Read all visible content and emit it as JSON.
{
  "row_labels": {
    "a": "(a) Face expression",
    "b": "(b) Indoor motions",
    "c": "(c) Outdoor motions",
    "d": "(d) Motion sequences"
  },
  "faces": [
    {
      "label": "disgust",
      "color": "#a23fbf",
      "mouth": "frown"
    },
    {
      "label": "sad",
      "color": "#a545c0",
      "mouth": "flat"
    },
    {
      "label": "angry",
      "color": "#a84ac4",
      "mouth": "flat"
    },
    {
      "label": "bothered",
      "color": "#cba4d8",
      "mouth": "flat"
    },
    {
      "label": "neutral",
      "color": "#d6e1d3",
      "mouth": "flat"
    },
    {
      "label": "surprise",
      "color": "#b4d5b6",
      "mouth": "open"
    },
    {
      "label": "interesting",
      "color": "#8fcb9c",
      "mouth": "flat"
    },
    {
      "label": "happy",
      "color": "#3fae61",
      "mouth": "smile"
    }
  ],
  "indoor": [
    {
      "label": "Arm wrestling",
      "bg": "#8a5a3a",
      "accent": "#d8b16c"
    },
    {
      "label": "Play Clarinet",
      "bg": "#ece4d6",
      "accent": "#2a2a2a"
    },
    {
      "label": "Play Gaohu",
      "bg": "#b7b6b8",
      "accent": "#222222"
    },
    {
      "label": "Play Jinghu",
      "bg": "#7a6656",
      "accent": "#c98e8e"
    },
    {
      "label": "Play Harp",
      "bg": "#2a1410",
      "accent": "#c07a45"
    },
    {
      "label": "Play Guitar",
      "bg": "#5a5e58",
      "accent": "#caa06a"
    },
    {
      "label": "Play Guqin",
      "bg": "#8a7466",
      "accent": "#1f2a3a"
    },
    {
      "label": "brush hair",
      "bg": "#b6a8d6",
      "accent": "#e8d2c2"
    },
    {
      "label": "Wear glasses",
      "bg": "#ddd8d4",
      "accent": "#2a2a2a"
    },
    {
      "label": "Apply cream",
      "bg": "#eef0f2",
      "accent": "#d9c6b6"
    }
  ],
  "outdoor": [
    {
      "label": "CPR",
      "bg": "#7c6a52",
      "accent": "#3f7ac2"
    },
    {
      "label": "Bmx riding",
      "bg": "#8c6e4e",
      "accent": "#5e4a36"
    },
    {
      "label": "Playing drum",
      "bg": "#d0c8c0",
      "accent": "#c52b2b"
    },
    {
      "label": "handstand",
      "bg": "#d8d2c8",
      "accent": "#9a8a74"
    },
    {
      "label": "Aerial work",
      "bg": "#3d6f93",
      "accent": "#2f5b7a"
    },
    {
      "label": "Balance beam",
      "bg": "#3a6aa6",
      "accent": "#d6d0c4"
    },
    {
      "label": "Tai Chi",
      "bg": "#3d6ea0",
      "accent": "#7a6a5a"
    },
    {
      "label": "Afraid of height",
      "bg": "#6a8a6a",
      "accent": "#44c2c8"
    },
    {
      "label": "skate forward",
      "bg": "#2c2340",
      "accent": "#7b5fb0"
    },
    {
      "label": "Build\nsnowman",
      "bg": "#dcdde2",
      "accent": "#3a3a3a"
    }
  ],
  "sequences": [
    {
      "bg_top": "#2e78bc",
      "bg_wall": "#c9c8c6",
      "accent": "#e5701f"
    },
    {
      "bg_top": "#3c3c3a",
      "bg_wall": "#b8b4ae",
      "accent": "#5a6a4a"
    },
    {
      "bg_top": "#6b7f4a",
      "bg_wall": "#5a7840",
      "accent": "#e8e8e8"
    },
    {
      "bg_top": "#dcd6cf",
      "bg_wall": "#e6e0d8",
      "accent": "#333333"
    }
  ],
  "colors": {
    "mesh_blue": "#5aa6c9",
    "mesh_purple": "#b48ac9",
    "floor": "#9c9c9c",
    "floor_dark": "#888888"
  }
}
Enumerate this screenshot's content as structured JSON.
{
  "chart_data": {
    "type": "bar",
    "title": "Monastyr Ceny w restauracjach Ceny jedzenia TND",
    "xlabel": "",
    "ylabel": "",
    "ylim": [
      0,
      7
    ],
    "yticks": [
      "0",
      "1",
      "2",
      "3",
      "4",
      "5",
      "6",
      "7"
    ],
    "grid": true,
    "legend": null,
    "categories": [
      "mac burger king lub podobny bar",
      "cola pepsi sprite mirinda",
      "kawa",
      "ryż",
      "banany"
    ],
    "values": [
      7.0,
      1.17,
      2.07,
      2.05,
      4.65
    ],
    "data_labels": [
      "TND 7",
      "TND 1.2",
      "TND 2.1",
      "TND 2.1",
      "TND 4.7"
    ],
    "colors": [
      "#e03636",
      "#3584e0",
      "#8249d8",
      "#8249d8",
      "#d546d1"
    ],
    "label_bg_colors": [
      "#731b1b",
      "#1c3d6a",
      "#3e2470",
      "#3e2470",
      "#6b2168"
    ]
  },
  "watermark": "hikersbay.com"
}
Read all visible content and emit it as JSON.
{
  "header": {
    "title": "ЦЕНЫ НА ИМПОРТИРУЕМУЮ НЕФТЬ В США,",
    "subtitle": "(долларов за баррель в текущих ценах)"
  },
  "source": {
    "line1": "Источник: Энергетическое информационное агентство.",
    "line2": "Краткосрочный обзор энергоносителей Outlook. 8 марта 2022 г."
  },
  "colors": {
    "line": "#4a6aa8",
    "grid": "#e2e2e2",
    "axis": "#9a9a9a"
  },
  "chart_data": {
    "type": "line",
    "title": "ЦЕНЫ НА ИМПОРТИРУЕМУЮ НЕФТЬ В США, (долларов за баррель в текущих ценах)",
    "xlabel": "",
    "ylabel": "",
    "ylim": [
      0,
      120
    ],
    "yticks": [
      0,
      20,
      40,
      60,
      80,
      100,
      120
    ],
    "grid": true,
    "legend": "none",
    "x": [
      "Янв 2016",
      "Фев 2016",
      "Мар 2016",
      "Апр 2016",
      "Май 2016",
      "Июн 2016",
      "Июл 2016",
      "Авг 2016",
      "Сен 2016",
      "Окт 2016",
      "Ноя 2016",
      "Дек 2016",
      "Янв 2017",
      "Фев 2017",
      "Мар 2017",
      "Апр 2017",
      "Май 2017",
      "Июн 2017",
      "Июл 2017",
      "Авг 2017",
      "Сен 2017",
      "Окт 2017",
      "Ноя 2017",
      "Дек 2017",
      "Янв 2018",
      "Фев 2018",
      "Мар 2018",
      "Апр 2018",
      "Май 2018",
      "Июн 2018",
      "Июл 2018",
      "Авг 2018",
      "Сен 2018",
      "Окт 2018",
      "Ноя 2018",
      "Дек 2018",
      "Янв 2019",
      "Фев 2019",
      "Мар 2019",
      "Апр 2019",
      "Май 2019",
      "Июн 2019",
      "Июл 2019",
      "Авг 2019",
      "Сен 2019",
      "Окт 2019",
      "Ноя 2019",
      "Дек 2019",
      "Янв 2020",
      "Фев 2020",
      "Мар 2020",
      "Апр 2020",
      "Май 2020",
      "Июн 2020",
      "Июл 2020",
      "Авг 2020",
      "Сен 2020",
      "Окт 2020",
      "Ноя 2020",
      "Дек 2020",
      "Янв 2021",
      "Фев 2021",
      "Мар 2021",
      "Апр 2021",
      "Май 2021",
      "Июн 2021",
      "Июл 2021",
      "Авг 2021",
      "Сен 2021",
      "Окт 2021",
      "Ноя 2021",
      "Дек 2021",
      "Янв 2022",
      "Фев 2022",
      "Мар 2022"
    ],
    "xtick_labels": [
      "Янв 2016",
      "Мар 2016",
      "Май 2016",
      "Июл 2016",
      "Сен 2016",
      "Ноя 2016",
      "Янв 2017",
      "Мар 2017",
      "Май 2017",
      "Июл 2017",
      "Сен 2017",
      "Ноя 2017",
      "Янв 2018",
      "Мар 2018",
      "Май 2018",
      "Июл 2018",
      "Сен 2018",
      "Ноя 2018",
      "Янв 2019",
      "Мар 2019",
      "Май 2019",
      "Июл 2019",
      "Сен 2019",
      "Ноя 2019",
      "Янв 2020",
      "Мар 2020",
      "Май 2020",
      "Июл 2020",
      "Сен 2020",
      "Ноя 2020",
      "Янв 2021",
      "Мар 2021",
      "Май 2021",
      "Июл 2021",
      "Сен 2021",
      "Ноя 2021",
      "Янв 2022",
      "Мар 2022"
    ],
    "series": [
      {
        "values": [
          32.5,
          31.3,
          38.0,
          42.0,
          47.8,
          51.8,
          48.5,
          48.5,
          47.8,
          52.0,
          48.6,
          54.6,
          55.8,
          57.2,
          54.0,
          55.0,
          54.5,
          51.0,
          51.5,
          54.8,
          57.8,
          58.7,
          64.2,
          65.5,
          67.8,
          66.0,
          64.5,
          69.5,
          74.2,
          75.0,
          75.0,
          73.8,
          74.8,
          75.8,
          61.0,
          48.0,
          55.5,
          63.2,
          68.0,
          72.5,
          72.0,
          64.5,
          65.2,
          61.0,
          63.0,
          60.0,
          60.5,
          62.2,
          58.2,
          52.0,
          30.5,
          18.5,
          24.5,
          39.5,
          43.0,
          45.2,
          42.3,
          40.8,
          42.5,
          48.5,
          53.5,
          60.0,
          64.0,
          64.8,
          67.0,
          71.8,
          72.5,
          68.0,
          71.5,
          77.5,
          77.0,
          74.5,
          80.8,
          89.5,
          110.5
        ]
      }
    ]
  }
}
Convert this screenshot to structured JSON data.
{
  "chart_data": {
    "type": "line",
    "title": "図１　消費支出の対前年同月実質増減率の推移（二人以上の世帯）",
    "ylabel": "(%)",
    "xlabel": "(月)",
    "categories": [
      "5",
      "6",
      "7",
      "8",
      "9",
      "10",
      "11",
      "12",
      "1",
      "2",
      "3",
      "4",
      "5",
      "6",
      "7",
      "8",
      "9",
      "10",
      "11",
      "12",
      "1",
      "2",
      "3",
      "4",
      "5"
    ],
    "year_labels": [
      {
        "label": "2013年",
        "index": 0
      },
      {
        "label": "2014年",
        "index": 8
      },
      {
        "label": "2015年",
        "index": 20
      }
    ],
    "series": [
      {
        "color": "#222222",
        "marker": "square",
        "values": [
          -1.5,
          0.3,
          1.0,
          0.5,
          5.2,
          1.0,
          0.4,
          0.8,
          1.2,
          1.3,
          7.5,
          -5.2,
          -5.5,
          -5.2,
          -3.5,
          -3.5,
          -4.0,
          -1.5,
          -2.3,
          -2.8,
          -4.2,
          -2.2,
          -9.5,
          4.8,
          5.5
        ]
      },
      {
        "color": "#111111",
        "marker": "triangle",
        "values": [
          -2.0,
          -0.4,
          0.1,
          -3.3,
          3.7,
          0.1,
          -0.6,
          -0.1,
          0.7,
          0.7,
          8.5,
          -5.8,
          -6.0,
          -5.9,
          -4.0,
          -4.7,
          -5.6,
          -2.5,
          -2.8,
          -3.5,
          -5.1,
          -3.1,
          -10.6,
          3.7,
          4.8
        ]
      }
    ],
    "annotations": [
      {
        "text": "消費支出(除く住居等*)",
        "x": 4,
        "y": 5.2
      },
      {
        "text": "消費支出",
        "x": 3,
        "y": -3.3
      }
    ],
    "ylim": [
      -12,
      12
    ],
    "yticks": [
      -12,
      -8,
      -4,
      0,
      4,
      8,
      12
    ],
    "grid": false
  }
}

+ + + + + + +

Job: Count the lines of the data that include the string "motions", and give only that number.

Task solution: 2